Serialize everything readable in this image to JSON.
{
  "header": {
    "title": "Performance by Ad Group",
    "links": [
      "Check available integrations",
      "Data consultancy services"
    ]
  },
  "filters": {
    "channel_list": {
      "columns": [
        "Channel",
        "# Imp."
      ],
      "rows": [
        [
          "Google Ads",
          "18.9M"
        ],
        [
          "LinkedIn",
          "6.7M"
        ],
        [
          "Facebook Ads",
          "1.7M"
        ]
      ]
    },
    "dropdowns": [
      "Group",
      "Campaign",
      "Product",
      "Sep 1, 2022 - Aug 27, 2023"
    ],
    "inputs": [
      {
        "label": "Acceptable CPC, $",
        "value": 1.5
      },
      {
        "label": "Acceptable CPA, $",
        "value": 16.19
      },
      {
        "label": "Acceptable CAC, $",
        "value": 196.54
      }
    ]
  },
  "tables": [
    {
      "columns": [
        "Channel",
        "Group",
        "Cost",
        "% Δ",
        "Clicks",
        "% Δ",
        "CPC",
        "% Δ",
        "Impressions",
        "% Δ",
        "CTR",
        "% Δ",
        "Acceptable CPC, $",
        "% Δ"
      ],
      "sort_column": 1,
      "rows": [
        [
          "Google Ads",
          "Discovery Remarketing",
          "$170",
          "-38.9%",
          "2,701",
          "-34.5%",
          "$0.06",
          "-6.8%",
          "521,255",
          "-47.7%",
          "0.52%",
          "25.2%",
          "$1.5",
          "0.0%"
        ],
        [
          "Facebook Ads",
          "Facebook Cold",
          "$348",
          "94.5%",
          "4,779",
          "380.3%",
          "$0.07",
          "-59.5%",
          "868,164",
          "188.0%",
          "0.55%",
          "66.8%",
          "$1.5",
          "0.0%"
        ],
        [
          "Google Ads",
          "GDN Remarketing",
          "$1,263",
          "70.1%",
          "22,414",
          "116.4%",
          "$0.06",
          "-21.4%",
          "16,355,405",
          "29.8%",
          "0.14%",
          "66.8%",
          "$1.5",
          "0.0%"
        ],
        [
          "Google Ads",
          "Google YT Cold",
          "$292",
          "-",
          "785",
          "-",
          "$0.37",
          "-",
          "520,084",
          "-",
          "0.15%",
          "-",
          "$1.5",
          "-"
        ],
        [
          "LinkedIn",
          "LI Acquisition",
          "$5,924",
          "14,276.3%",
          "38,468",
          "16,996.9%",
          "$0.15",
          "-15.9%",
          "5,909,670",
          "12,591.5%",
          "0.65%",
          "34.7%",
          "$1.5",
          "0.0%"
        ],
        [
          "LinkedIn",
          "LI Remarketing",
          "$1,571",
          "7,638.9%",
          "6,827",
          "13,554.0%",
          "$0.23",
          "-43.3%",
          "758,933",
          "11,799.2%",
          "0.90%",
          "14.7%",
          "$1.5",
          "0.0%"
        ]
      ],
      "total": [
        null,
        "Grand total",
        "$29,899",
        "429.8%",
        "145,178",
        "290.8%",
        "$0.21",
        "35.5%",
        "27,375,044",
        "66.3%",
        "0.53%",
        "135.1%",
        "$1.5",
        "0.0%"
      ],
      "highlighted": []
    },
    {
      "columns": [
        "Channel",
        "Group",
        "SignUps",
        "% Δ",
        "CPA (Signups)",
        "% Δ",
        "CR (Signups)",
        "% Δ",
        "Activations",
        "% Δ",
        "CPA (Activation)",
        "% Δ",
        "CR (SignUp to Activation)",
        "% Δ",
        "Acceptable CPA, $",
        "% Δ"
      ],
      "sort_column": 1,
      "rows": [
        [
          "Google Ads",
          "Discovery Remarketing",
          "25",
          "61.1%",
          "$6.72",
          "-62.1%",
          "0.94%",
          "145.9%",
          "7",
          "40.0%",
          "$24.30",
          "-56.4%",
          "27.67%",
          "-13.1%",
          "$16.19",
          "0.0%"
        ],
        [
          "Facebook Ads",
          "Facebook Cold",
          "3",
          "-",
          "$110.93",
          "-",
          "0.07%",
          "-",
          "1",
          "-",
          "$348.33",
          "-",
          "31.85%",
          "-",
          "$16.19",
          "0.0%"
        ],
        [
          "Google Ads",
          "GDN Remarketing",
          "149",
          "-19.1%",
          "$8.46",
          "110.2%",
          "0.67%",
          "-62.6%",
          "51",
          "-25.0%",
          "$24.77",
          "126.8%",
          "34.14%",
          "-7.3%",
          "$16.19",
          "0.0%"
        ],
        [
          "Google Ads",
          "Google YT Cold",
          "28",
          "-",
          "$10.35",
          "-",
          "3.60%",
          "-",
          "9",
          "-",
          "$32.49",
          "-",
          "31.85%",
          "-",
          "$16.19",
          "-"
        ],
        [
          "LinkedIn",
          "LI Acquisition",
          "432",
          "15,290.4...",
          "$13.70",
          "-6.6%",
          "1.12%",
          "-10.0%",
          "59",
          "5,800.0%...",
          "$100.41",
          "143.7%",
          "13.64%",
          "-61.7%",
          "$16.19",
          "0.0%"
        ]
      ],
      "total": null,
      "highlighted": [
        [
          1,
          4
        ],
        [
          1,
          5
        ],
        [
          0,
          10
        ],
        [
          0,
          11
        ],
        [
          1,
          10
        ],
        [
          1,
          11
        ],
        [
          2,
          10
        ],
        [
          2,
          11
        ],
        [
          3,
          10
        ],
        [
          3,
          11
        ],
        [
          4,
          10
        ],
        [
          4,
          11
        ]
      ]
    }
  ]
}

================

● **The problem**:
Copy out every line of the data that includes the word "Group".

● **Task response**:
    "title": "Performance by Ad Group",
      "Group",
        "Group",
        "Group",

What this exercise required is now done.